Data listing:
-- start --
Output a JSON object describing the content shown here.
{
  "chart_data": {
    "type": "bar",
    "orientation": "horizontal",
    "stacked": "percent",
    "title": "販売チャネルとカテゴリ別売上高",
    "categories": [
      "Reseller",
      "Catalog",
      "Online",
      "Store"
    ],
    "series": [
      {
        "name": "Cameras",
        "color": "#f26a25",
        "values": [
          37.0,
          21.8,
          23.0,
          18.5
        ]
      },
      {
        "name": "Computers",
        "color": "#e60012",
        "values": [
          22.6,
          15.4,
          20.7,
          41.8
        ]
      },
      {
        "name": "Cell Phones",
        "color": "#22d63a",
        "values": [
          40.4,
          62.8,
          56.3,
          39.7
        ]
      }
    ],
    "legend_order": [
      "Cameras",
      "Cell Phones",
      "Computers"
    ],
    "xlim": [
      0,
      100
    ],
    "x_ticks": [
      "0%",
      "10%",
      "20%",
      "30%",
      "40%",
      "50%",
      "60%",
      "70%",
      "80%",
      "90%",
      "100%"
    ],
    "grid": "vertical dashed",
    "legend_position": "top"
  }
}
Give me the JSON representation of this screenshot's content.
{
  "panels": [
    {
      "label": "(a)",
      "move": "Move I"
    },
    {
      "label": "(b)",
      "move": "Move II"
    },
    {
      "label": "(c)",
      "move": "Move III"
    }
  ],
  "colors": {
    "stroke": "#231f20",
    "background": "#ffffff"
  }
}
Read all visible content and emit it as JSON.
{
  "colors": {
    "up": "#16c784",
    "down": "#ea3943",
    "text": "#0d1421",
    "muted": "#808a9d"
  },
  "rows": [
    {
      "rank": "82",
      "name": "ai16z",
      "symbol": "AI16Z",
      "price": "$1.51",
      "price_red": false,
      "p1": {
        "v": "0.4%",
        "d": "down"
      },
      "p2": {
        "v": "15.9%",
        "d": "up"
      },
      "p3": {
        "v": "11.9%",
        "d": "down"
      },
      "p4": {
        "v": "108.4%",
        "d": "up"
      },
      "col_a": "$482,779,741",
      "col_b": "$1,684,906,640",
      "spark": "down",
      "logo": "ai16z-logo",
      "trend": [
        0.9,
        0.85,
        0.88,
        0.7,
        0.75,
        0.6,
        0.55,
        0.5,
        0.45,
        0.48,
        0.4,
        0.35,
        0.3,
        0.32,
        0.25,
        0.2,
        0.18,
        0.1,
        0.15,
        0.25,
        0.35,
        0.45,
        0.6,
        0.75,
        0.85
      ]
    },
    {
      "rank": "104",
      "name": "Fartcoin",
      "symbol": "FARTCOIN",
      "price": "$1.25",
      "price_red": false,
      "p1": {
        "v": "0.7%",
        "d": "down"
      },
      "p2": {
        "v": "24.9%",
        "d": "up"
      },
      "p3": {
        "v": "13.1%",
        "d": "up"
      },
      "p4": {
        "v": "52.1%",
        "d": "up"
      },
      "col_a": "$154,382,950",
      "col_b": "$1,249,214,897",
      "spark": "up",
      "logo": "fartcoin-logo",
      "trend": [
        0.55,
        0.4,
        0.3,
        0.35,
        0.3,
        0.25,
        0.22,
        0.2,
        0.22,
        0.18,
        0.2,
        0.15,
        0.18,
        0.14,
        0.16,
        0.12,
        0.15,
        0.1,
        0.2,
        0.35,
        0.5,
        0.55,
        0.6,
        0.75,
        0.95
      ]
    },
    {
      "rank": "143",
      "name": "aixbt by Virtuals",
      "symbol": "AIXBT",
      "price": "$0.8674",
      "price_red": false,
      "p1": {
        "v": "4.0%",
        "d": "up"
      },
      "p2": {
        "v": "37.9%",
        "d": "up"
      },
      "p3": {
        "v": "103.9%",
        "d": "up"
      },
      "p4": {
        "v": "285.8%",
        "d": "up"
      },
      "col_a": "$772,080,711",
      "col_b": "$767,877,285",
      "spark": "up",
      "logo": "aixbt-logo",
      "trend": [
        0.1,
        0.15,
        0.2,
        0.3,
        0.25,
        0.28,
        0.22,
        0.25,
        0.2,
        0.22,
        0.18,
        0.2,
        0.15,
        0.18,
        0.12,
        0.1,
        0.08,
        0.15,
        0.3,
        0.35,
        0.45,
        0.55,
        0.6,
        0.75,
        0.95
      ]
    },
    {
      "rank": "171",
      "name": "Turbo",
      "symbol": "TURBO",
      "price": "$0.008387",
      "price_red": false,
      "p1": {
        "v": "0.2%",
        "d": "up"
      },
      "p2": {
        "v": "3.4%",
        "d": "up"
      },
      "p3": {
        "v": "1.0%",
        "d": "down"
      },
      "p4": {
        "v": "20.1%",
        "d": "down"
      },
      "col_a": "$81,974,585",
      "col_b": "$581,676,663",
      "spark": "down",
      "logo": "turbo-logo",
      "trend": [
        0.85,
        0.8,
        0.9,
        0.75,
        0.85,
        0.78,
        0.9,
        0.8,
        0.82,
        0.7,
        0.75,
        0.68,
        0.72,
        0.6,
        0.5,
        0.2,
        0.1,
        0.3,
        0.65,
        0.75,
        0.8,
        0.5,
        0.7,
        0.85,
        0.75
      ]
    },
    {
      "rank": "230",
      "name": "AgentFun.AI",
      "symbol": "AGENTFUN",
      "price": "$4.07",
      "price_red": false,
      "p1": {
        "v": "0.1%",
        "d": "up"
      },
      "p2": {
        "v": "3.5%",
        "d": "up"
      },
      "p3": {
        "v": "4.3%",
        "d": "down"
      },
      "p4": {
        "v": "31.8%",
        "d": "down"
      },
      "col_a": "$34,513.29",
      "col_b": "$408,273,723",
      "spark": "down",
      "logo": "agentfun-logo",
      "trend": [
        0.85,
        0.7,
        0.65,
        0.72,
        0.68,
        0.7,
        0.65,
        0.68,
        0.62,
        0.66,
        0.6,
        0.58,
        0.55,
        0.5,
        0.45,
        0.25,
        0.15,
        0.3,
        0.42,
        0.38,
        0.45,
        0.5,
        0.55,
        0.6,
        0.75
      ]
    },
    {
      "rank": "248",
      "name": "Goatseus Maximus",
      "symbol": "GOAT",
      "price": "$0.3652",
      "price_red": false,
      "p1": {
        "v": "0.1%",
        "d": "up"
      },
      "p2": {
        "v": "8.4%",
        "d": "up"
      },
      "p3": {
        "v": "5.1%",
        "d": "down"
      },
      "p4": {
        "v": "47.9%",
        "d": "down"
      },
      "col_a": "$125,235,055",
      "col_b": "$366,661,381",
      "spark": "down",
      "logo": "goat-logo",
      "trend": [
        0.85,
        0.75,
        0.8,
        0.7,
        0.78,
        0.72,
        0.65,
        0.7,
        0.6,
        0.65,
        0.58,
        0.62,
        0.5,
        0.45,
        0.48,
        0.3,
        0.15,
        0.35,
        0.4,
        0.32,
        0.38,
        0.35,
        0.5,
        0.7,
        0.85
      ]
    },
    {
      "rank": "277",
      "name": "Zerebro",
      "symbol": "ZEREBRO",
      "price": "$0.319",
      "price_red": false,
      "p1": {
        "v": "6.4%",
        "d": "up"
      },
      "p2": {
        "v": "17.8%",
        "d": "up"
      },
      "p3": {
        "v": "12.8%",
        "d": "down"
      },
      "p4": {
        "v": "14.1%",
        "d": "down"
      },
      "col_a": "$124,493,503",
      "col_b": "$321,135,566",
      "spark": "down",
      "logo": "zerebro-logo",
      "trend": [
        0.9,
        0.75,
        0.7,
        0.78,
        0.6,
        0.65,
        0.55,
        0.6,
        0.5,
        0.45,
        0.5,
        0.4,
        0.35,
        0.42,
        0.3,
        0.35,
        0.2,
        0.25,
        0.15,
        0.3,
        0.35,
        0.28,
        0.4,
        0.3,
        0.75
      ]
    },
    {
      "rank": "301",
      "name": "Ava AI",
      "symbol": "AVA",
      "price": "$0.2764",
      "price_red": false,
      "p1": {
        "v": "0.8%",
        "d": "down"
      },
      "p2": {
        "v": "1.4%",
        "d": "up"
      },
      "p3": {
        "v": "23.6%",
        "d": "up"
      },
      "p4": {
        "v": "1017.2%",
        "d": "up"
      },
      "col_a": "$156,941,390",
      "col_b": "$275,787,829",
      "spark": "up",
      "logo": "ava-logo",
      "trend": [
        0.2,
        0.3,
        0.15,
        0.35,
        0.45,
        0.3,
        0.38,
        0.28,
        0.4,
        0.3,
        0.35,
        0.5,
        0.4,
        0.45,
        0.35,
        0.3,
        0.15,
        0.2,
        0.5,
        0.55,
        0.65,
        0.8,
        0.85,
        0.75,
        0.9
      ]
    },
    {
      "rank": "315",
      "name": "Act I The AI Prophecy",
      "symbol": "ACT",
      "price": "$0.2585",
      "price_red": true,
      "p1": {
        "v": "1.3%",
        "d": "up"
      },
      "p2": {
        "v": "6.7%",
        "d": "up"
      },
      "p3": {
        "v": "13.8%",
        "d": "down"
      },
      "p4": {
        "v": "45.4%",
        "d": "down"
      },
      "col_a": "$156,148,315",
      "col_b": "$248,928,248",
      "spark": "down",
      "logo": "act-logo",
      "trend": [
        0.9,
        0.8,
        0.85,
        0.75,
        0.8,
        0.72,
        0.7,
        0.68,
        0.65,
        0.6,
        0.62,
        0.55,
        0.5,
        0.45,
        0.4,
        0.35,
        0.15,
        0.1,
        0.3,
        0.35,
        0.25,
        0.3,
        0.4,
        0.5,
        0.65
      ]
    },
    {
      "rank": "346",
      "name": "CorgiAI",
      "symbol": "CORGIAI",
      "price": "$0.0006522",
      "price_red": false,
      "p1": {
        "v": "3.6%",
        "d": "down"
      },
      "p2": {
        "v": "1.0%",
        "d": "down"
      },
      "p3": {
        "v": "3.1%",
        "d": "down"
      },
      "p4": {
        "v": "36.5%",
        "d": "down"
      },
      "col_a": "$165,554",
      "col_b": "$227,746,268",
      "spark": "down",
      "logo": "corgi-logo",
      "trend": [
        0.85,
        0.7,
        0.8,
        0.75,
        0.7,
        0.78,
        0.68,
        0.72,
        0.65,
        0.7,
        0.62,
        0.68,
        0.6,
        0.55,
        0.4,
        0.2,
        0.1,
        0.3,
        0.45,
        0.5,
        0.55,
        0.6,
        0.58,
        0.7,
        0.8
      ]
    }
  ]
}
-- end --
TASK DIRECTIONS:
Search the records for the word "logo" and copy every line where it occurs.

RESULT FOR THIS TASK:
      "logo": "ai16z-logo",
      "logo": "fartcoin-logo",
      "logo": "aixbt-logo",
      "logo": "turbo-logo",
      "logo": "agentfun-logo",
      "logo": "goat-logo",
      "logo": "zerebro-logo",
      "logo": "ava-logo",
      "logo": "act-logo",
      "logo": "corgi-logo",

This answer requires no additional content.